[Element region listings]
════════════════

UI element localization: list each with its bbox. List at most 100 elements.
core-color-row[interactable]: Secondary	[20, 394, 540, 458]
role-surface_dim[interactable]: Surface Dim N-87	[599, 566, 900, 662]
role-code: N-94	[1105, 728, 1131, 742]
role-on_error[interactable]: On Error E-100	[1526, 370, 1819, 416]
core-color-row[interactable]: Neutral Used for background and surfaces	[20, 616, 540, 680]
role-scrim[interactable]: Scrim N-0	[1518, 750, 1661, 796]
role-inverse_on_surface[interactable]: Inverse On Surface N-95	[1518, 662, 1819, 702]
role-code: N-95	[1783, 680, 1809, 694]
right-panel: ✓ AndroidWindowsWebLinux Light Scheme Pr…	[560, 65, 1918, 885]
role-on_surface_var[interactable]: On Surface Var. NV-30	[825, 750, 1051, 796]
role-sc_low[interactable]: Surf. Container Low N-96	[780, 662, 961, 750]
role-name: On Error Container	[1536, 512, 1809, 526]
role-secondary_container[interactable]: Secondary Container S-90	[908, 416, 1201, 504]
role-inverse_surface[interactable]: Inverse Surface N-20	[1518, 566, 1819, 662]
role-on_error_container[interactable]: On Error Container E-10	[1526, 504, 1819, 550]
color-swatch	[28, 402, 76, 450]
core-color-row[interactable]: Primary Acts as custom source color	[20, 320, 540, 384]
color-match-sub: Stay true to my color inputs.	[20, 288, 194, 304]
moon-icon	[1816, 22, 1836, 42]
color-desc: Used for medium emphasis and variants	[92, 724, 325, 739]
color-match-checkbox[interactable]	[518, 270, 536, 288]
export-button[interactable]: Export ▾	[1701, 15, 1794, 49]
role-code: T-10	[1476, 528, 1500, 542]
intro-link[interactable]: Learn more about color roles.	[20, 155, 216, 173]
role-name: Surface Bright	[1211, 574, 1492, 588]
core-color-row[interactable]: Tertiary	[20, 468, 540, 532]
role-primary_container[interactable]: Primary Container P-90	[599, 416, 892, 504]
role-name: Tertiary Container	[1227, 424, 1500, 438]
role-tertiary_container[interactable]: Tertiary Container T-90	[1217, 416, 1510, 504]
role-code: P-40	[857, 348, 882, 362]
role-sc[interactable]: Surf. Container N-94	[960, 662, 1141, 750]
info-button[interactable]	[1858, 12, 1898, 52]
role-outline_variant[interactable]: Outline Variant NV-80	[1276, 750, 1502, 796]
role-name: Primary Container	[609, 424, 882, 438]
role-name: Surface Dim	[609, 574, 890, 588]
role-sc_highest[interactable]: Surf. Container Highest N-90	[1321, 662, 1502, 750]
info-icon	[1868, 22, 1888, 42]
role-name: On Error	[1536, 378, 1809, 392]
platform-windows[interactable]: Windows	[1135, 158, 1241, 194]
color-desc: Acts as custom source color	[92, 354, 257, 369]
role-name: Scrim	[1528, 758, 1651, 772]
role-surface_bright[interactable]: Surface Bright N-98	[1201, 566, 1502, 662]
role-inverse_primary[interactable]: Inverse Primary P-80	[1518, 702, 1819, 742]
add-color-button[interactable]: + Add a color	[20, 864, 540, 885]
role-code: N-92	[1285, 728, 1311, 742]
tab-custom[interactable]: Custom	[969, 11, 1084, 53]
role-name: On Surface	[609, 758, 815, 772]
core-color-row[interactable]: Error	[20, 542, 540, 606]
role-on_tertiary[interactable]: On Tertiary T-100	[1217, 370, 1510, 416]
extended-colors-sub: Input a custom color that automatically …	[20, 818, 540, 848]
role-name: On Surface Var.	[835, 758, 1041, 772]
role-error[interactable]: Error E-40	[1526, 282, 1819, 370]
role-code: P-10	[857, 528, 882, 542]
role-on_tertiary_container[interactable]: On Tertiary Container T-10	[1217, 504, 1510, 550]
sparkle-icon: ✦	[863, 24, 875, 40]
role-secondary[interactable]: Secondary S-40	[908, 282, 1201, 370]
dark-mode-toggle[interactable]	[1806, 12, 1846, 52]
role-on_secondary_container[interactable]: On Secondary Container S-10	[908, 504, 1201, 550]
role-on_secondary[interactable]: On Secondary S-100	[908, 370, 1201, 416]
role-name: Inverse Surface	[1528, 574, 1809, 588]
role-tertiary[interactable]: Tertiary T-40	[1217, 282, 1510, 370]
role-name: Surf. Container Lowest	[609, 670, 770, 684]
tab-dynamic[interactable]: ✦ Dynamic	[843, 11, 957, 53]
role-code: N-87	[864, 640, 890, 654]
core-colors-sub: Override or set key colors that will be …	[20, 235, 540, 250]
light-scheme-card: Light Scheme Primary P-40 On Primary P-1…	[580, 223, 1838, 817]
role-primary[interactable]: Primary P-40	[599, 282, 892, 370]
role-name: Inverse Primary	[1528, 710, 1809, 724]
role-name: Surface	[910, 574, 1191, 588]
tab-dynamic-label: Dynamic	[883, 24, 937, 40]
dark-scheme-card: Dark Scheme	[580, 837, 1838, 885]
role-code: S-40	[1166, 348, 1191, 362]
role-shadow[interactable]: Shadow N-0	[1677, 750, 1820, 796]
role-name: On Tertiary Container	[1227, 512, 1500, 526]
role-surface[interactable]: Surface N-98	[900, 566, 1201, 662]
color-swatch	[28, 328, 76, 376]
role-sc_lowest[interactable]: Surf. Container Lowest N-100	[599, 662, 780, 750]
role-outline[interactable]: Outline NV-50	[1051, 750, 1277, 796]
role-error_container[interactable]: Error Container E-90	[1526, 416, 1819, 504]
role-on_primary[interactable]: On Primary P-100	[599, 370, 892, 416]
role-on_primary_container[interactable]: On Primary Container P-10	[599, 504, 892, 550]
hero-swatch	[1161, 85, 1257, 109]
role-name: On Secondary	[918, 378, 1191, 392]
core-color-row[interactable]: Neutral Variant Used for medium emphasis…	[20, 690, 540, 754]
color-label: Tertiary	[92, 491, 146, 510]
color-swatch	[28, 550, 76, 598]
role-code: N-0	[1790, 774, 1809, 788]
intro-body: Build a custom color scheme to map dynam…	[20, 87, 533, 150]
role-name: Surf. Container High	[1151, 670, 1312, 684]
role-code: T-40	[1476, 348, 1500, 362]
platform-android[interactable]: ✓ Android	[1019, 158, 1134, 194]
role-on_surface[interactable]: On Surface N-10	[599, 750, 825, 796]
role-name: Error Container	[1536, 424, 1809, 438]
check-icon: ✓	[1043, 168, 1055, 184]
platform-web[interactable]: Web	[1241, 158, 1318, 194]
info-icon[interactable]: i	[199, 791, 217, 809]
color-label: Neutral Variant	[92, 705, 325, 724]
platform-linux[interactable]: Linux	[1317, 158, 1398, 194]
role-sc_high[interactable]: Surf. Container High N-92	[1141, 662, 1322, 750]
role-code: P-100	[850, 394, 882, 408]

════════════════

Given task => Can you retype all of the rows above, character for character, with nothing changed?

Task response =>
UI element localization: list each with its bbox. List at most 100 elements.
core-color-row[interactable]: Secondary	[20, 394, 540, 458]
role-surface_dim[interactable]: Surface Dim N-87	[599, 566, 900, 662]
role-code: N-94	[1105, 728, 1131, 742]
role-on_error[interactable]: On Error E-100	[1526, 370, 1819, 416]
core-color-row[interactable]: Neutral Used for background and surfaces	[20, 616, 540, 680]
role-scrim[interactable]: Scrim N-0	[1518, 750, 1661, 796]
role-inverse_on_surface[interactable]: Inverse On Surface N-95	[1518, 662, 1819, 702]
role-code: N-95	[1783, 680, 1809, 694]
right-panel: ✓ AndroidWindowsWebLinux Light Scheme Pr…	[560, 65, 1918, 885]
role-on_surface_var[interactable]: On Surface Var. NV-30	[825, 750, 1051, 796]
role-sc_low[interactable]: Surf. Container Low N-96	[780, 662, 961, 750]
role-name: On Error Container	[1536, 512, 1809, 526]
role-secondary_container[interactable]: Secondary Container S-90	[908, 416, 1201, 504]
role-inverse_surface[interactable]: Inverse Surface N-20	[1518, 566, 1819, 662]
role-on_error_container[interactable]: On Error Container E-10	[1526, 504, 1819, 550]
color-swatch	[28, 402, 76, 450]
core-color-row[interactable]: Primary Acts as custom source color	[20, 320, 540, 384]
color-match-sub: Stay true to my color inputs.	[20, 288, 194, 304]
moon-icon	[1816, 22, 1836, 42]
color-desc: Used for medium emphasis and variants	[92, 724, 325, 739]
color-match-checkbox[interactable]	[518, 270, 536, 288]
export-button[interactable]: Export ▾	[1701, 15, 1794, 49]
role-code: T-10	[1476, 528, 1500, 542]
intro-link[interactable]: Learn more about color roles.	[20, 155, 216, 173]
role-name: Surface Bright	[1211, 574, 1492, 588]
core-color-row[interactable]: Tertiary	[20, 468, 540, 532]
role-primary_container[interactable]: Primary Container P-90	[599, 416, 892, 504]
role-name: Tertiary Container	[1227, 424, 1500, 438]
role-tertiary_container[interactable]: Tertiary Container T-90	[1217, 416, 1510, 504]
role-code: P-40	[857, 348, 882, 362]
role-sc[interactable]: Surf. Container N-94	[960, 662, 1141, 750]
info-button[interactable]	[1858, 12, 1898, 52]
role-outline_variant[interactable]: Outline Variant NV-80	[1276, 750, 1502, 796]
role-name: Primary Container	[609, 424, 882, 438]
role-name: Surface Dim	[609, 574, 890, 588]
role-sc_highest[interactable]: Surf. Container Highest N-90	[1321, 662, 1502, 750]
info-icon	[1868, 22, 1888, 42]
role-name: On Error	[1536, 378, 1809, 392]
platform-windows[interactable]: Windows	[1135, 158, 1241, 194]
color-desc: Acts as custom source color	[92, 354, 257, 369]
role-name: Scrim	[1528, 758, 1651, 772]
role-surface_bright[interactable]: Surface Bright N-98	[1201, 566, 1502, 662]
role-inverse_primary[interactable]: Inverse Primary P-80	[1518, 702, 1819, 742]
add-color-button[interactable]: + Add a color	[20, 864, 540, 885]
role-code: N-92	[1285, 728, 1311, 742]
tab-custom[interactable]: Custom	[969, 11, 1084, 53]
role-name: On Surface	[609, 758, 815, 772]
core-color-row[interactable]: Error	[20, 542, 540, 606]
role-on_tertiary[interactable]: On Tertiary T-100	[1217, 370, 1510, 416]
extended-colors-sub: Input a custom color that automatically …	[20, 818, 540, 848]
role-name: On Surface Var.	[835, 758, 1041, 772]
role-error[interactable]: Error E-40	[1526, 282, 1819, 370]
role-code: P-10	[857, 528, 882, 542]
role-on_tertiary_container[interactable]: On Tertiary Container T-10	[1217, 504, 1510, 550]
sparkle-icon: ✦	[863, 24, 875, 40]
role-secondary[interactable]: Secondary S-40	[908, 282, 1201, 370]
dark-mode-toggle[interactable]	[1806, 12, 1846, 52]
role-on_secondary_container[interactable]: On Secondary Container S-10	[908, 504, 1201, 550]
role-on_secondary[interactable]: On Secondary S-100	[908, 370, 1201, 416]
role-name: Inverse Surface	[1528, 574, 1809, 588]
role-tertiary[interactable]: Tertiary T-40	[1217, 282, 1510, 370]
role-name: Surf. Container Lowest	[609, 670, 770, 684]
tab-dynamic[interactable]: ✦ Dynamic	[843, 11, 957, 53]
role-code: N-87	[864, 640, 890, 654]
core-colors-sub: Override or set key colors that will be …	[20, 235, 540, 250]
light-scheme-card: Light Scheme Primary P-40 On Primary P-1…	[580, 223, 1838, 817]
role-primary[interactable]: Primary P-40	[599, 282, 892, 370]
role-name: Inverse Primary	[1528, 710, 1809, 724]
role-name: Surface	[910, 574, 1191, 588]
tab-dynamic-label: Dynamic	[883, 24, 937, 40]
dark-scheme-card: Dark Scheme	[580, 837, 1838, 885]
role-code: S-40	[1166, 348, 1191, 362]
role-shadow[interactable]: Shadow N-0	[1677, 750, 1820, 796]
role-name: On Tertiary Container	[1227, 512, 1500, 526]
role-surface[interactable]: Surface N-98	[900, 566, 1201, 662]
color-swatch	[28, 328, 76, 376]
role-sc_lowest[interactable]: Surf. Container Lowest N-100	[599, 662, 780, 750]
role-outline[interactable]: Outline NV-50	[1051, 750, 1277, 796]
role-error_container[interactable]: Error Container E-90	[1526, 416, 1819, 504]
role-on_primary[interactable]: On Primary P-100	[599, 370, 892, 416]
role-on_primary_container[interactable]: On Primary Container P-10	[599, 504, 892, 550]
hero-swatch	[1161, 85, 1257, 109]
role-name: On Secondary	[918, 378, 1191, 392]
core-color-row[interactable]: Neutral Variant Used for medium emphasis…	[20, 690, 540, 754]
color-label: Tertiary	[92, 491, 146, 510]
color-swatch	[28, 550, 76, 598]
role-code: N-0	[1790, 774, 1809, 788]
intro-body: Build a custom color scheme to map dynam…	[20, 87, 533, 150]
role-name: Surf. Container High	[1151, 670, 1312, 684]
role-code: T-40	[1476, 348, 1500, 362]
platform-android[interactable]: ✓ Android	[1019, 158, 1134, 194]
role-on_surface[interactable]: On Surface N-10	[599, 750, 825, 796]
role-name: Error Container	[1536, 424, 1809, 438]
check-icon: ✓	[1043, 168, 1055, 184]
platform-web[interactable]: Web	[1241, 158, 1318, 194]
info-icon[interactable]: i	[199, 791, 217, 809]
color-label: Neutral Variant	[92, 705, 325, 724]
platform-linux[interactable]: Linux	[1317, 158, 1398, 194]
role-sc_high[interactable]: Surf. Container High N-92	[1141, 662, 1322, 750]
role-code: P-100	[850, 394, 882, 408]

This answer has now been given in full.